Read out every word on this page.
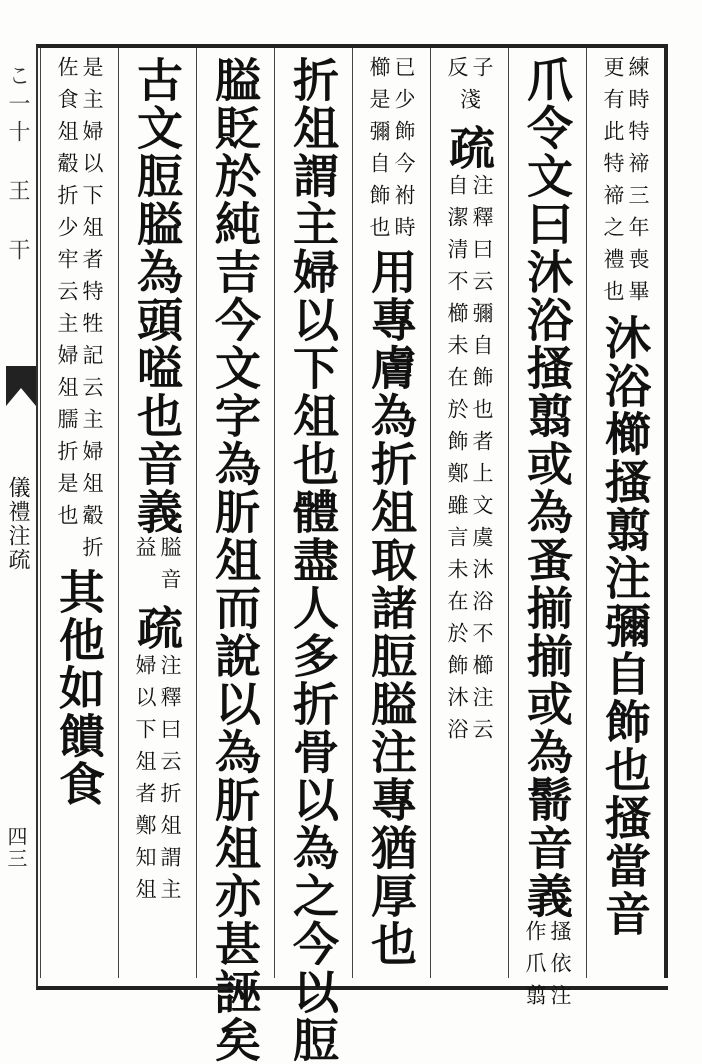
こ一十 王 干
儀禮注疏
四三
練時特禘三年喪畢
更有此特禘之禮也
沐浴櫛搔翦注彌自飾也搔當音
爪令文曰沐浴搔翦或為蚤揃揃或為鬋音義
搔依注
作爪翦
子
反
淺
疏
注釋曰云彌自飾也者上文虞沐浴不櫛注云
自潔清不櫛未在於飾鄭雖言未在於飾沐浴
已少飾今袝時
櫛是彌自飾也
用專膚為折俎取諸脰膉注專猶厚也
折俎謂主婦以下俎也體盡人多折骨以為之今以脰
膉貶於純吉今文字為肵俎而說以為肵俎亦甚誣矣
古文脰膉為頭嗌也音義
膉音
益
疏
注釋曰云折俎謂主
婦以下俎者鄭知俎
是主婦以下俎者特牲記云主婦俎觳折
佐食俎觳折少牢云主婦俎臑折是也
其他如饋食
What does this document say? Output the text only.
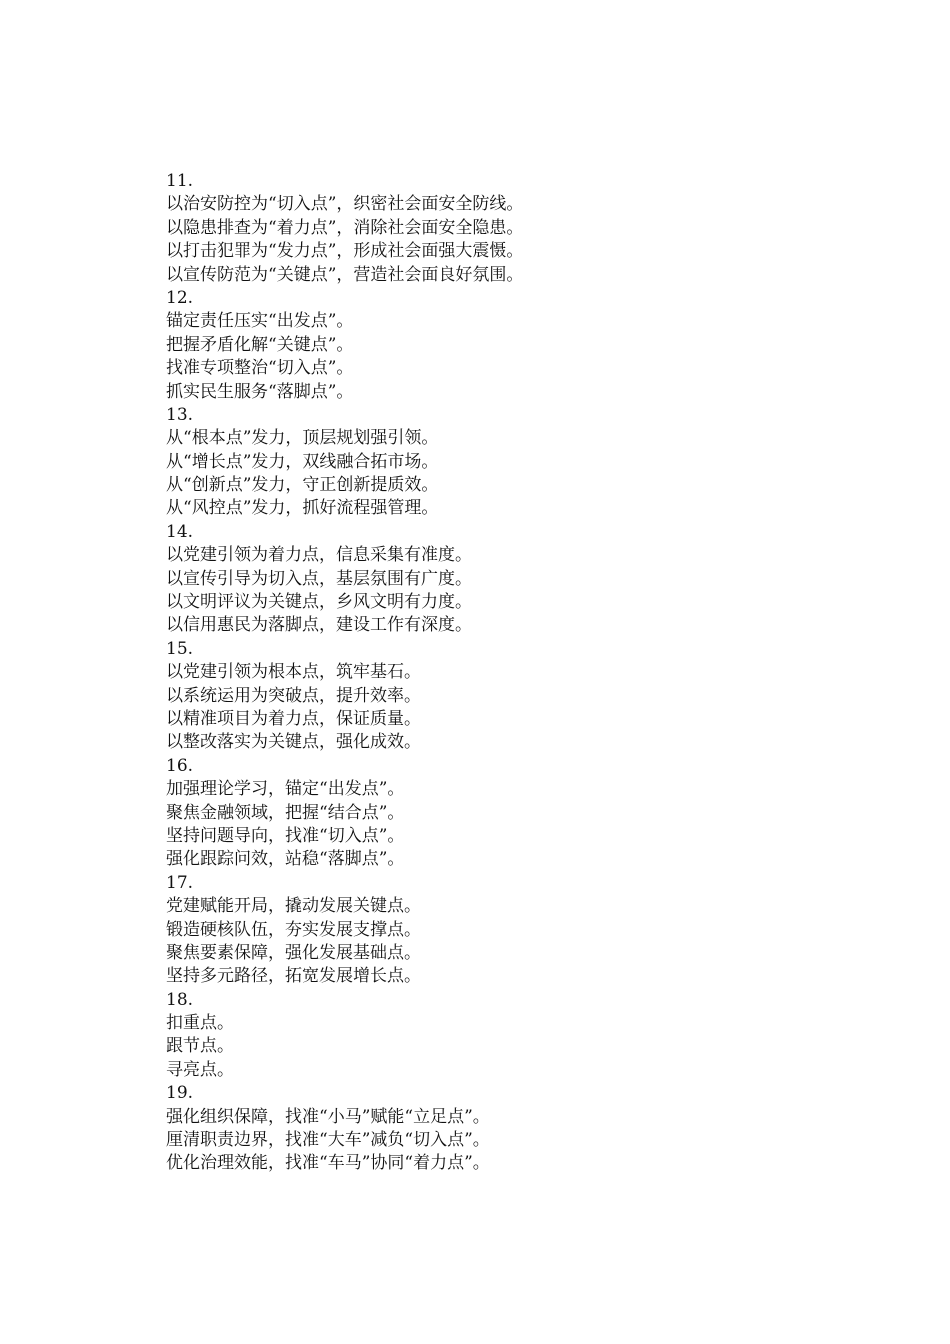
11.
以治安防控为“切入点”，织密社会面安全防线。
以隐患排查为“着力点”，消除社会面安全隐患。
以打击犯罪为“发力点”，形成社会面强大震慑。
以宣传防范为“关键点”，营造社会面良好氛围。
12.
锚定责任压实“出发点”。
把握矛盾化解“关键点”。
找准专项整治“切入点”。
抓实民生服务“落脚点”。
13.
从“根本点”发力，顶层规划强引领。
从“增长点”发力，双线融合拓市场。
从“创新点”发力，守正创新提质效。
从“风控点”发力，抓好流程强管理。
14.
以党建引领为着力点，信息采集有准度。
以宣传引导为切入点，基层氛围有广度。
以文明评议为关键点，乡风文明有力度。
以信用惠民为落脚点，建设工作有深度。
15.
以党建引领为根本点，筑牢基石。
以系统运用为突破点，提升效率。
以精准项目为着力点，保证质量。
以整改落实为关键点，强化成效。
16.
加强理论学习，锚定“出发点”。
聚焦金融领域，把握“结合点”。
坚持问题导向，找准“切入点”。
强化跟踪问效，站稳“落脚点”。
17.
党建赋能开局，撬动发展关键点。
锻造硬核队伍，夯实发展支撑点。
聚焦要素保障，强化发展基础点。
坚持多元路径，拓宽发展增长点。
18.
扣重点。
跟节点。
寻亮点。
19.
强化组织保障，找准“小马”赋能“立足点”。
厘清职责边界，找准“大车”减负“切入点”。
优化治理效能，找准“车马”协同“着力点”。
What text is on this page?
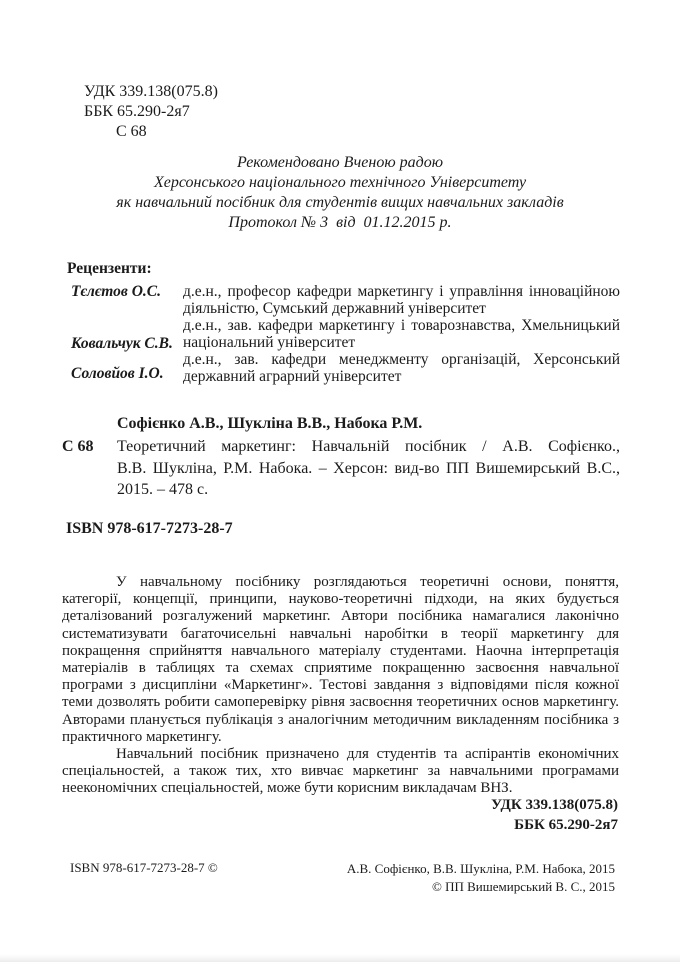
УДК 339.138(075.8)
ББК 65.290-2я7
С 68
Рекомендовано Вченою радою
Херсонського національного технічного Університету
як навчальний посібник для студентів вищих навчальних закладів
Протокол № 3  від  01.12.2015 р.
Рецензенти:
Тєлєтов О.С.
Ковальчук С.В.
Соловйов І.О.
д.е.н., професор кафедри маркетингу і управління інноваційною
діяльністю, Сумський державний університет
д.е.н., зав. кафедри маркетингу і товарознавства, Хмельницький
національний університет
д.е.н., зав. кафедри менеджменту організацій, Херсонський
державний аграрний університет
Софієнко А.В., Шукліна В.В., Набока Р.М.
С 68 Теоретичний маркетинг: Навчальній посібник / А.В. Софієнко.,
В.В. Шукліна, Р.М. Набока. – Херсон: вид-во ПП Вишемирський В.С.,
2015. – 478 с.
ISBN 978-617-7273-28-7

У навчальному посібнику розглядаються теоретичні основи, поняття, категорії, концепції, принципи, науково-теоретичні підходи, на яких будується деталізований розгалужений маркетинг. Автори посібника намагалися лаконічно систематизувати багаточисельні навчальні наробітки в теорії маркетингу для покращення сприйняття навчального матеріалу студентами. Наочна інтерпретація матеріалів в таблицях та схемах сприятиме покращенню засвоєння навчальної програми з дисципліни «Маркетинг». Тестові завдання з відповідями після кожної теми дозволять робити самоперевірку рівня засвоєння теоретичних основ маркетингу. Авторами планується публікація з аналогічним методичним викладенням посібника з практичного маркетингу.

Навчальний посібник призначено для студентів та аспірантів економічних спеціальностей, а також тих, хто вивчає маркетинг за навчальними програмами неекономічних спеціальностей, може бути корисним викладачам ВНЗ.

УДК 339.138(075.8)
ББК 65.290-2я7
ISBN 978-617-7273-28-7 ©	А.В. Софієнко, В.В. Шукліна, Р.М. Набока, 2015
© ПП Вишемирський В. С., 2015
.....
▶ **Work to complete**: Your copy should match the entries exactly, minus the pictures.

▶ **Task solution**:
Read out every word on this page.
こ一十 王 干
儀禮注疏
四三
練時特禘三年喪畢
更有此特禘之禮也
沐浴櫛搔翦注彌自飾也搔當音
爪令文曰沐浴搔翦或為蚤揃揃或為鬋音義
搔依注
作爪翦
子
反
淺
疏
注釋曰云彌自飾也者上文虞沐浴不櫛注云
自潔清不櫛未在於飾鄭雖言未在於飾沐浴
已少飾今袝時
櫛是彌自飾也
用專膚為折俎取諸脰膉注專猶厚也
折俎謂主婦以下俎也體盡人多折骨以為之今以脰
膉貶於純吉今文字為肵俎而說以為肵俎亦甚誣矣
古文脰膉為頭嗌也音義
膉音
益
疏
注釋曰云折俎謂主
婦以下俎者鄭知俎
是主婦以下俎者特牲記云主婦俎觳折
佐食俎觳折少牢云主婦俎臑折是也
其他如饋食
What does this document say? Output the text only.
11.
以治安防控为“切入点”，织密社会面安全防线。
以隐患排查为“着力点”，消除社会面安全隐患。
以打击犯罪为“发力点”，形成社会面强大震慑。
以宣传防范为“关键点”，营造社会面良好氛围。
12.
锚定责任压实“出发点”。
把握矛盾化解“关键点”。
找准专项整治“切入点”。
抓实民生服务“落脚点”。
13.
从“根本点”发力，顶层规划强引领。
从“增长点”发力，双线融合拓市场。
从“创新点”发力，守正创新提质效。
从“风控点”发力，抓好流程强管理。
14.
以党建引领为着力点，信息采集有准度。
以宣传引导为切入点，基层氛围有广度。
以文明评议为关键点，乡风文明有力度。
以信用惠民为落脚点，建设工作有深度。
15.
以党建引领为根本点，筑牢基石。
以系统运用为突破点，提升效率。
以精准项目为着力点，保证质量。
以整改落实为关键点，强化成效。
16.
加强理论学习，锚定“出发点”。
聚焦金融领域，把握“结合点”。
坚持问题导向，找准“切入点”。
强化跟踪问效，站稳“落脚点”。
17.
党建赋能开局，撬动发展关键点。
锻造硬核队伍，夯实发展支撑点。
聚焦要素保障，强化发展基础点。
坚持多元路径，拓宽发展增长点。
18.
扣重点。
跟节点。
寻亮点。
19.
强化组织保障，找准“小马”赋能“立足点”。
厘清职责边界，找准“大车”减负“切入点”。
优化治理效能，找准“车马”协同“着力点”。
What text is on this page?
УДК 339.138(075.8)
ББК 65.290-2я7
С 68
Рекомендовано Вченою радою
Херсонського національного технічного Університету
як навчальний посібник для студентів вищих навчальних закладів
Протокол № 3  від  01.12.2015 р.
Рецензенти:
Тєлєтов О.С.
Ковальчук С.В.
Соловйов І.О.
д.е.н., професор кафедри маркетингу і управління інноваційною
діяльністю, Сумський державний університет
д.е.н., зав. кафедри маркетингу і товарознавства, Хмельницький
національний університет
д.е.н., зав. кафедри менеджменту організацій, Херсонський
державний аграрний університет
Софієнко А.В., Шукліна В.В., Набока Р.М.
С 68 Теоретичний маркетинг: Навчальній посібник / А.В. Софієнко.,
В.В. Шукліна, Р.М. Набока. – Херсон: вид-во ПП Вишемирський В.С.,
2015. – 478 с.
ISBN 978-617-7273-28-7

У навчальному посібнику розглядаються теоретичні основи, поняття, категорії, концепції, принципи, науково-теоретичні підходи, на яких будується деталізований розгалужений маркетинг. Автори посібника намагалися лаконічно систематизувати багаточисельні навчальні наробітки в теорії маркетингу для покращення сприйняття навчального матеріалу студентами. Наочна інтерпретація матеріалів в таблицях та схемах сприятиме покращенню засвоєння навчальної програми з дисципліни «Маркетинг». Тестові завдання з відповідями після кожної теми дозволять робити самоперевірку рівня засвоєння теоретичних основ маркетингу. Авторами планується публікація з аналогічним методичним викладенням посібника з практичного маркетингу.

Навчальний посібник призначено для студентів та аспірантів економічних спеціальностей, а також тих, хто вивчає маркетинг за навчальними програмами неекономічних спеціальностей, може бути корисним викладачам ВНЗ.

УДК 339.138(075.8)
ББК 65.290-2я7
ISBN 978-617-7273-28-7 ©	А.В. Софієнко, В.В. Шукліна, Р.М. Набока, 2015
© ПП Вишемирський В. С., 2015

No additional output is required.